§ **RECORDS TO PROCESS**
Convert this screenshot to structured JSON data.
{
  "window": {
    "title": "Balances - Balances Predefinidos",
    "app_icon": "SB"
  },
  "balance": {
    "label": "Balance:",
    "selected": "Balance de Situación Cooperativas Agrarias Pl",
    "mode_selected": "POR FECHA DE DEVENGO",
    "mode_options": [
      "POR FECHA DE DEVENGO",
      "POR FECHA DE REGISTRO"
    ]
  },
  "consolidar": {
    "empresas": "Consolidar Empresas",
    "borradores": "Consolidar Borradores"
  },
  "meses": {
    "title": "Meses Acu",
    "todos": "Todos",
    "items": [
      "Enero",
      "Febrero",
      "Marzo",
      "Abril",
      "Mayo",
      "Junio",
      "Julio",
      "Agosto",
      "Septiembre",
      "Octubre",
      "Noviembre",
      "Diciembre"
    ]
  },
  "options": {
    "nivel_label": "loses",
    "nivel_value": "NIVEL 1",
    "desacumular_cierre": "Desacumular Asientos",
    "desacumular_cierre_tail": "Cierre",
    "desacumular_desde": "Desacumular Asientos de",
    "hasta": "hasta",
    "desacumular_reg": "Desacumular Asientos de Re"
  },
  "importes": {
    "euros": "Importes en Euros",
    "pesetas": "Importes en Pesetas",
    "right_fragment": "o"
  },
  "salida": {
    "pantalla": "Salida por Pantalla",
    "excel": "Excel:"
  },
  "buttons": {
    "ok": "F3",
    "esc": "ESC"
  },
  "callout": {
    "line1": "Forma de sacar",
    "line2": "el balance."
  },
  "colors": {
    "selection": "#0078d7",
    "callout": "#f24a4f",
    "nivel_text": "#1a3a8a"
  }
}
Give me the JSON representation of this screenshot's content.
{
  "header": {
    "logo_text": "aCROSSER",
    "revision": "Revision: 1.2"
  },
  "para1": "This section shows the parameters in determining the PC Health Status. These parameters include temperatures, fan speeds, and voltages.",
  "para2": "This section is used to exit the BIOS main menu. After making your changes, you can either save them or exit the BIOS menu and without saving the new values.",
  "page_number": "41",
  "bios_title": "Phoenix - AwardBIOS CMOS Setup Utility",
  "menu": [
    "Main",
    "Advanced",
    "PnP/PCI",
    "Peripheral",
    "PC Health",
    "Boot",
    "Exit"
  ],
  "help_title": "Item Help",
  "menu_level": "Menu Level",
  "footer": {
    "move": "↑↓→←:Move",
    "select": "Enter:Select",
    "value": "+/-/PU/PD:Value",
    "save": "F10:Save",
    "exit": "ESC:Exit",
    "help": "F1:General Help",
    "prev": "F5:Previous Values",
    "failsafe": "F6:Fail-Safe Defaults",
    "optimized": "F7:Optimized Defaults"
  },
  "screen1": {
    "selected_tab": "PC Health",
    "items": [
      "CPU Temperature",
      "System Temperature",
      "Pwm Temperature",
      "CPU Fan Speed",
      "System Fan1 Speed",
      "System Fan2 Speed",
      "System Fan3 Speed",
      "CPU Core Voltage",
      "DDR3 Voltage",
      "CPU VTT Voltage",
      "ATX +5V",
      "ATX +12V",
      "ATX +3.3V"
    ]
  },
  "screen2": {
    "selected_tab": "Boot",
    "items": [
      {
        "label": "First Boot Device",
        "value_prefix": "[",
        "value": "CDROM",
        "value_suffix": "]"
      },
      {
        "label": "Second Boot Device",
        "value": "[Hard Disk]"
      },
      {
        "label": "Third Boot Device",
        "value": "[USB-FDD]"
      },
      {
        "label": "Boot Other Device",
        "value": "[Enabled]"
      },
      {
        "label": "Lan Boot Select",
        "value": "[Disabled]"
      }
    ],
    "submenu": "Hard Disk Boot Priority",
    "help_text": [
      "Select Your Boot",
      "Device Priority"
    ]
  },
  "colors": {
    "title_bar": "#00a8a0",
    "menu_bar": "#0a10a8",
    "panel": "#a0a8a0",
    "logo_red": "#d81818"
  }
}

§ **STATED PROBLEM**
Produce an exact copy of the whole listing.

§ **OUTPUT**
Convert this screenshot to structured JSON data.
{
  "window": {
    "title": "Balances - Balances Predefinidos",
    "app_icon": "SB"
  },
  "balance": {
    "label": "Balance:",
    "selected": "Balance de Situación Cooperativas Agrarias Pl",
    "mode_selected": "POR FECHA DE DEVENGO",
    "mode_options": [
      "POR FECHA DE DEVENGO",
      "POR FECHA DE REGISTRO"
    ]
  },
  "consolidar": {
    "empresas": "Consolidar Empresas",
    "borradores": "Consolidar Borradores"
  },
  "meses": {
    "title": "Meses Acu",
    "todos": "Todos",
    "items": [
      "Enero",
      "Febrero",
      "Marzo",
      "Abril",
      "Mayo",
      "Junio",
      "Julio",
      "Agosto",
      "Septiembre",
      "Octubre",
      "Noviembre",
      "Diciembre"
    ]
  },
  "options": {
    "nivel_label": "loses",
    "nivel_value": "NIVEL 1",
    "desacumular_cierre": "Desacumular Asientos",
    "desacumular_cierre_tail": "Cierre",
    "desacumular_desde": "Desacumular Asientos de",
    "hasta": "hasta",
    "desacumular_reg": "Desacumular Asientos de Re"
  },
  "importes": {
    "euros": "Importes en Euros",
    "pesetas": "Importes en Pesetas",
    "right_fragment": "o"
  },
  "salida": {
    "pantalla": "Salida por Pantalla",
    "excel": "Excel:"
  },
  "buttons": {
    "ok": "F3",
    "esc": "ESC"
  },
  "callout": {
    "line1": "Forma de sacar",
    "line2": "el balance."
  },
  "colors": {
    "selection": "#0078d7",
    "callout": "#f24a4f",
    "nivel_text": "#1a3a8a"
  }
}
Give me the JSON representation of this screenshot's content.
{
  "header": {
    "logo_text": "aCROSSER",
    "revision": "Revision: 1.2"
  },
  "para1": "This section shows the parameters in determining the PC Health Status. These parameters include temperatures, fan speeds, and voltages.",
  "para2": "This section is used to exit the BIOS main menu. After making your changes, you can either save them or exit the BIOS menu and without saving the new values.",
  "page_number": "41",
  "bios_title": "Phoenix - AwardBIOS CMOS Setup Utility",
  "menu": [
    "Main",
    "Advanced",
    "PnP/PCI",
    "Peripheral",
    "PC Health",
    "Boot",
    "Exit"
  ],
  "help_title": "Item Help",
  "menu_level": "Menu Level",
  "footer": {
    "move": "↑↓→←:Move",
    "select": "Enter:Select",
    "value": "+/-/PU/PD:Value",
    "save": "F10:Save",
    "exit": "ESC:Exit",
    "help": "F1:General Help",
    "prev": "F5:Previous Values",
    "failsafe": "F6:Fail-Safe Defaults",
    "optimized": "F7:Optimized Defaults"
  },
  "screen1": {
    "selected_tab": "PC Health",
    "items": [
      "CPU Temperature",
      "System Temperature",
      "Pwm Temperature",
      "CPU Fan Speed",
      "System Fan1 Speed",
      "System Fan2 Speed",
      "System Fan3 Speed",
      "CPU Core Voltage",
      "DDR3 Voltage",
      "CPU VTT Voltage",
      "ATX +5V",
      "ATX +12V",
      "ATX +3.3V"
    ]
  },
  "screen2": {
    "selected_tab": "Boot",
    "items": [
      {
        "label": "First Boot Device",
        "value_prefix": "[",
        "value": "CDROM",
        "value_suffix": "]"
      },
      {
        "label": "Second Boot Device",
        "value": "[Hard Disk]"
      },
      {
        "label": "Third Boot Device",
        "value": "[USB-FDD]"
      },
      {
        "label": "Boot Other Device",
        "value": "[Enabled]"
      },
      {
        "label": "Lan Boot Select",
        "value": "[Disabled]"
      }
    ],
    "submenu": "Hard Disk Boot Priority",
    "help_text": [
      "Select Your Boot",
      "Device Priority"
    ]
  },
  "colors": {
    "title_bar": "#00a8a0",
    "menu_bar": "#0a10a8",
    "panel": "#a0a8a0",
    "logo_red": "#d81818"
  }
}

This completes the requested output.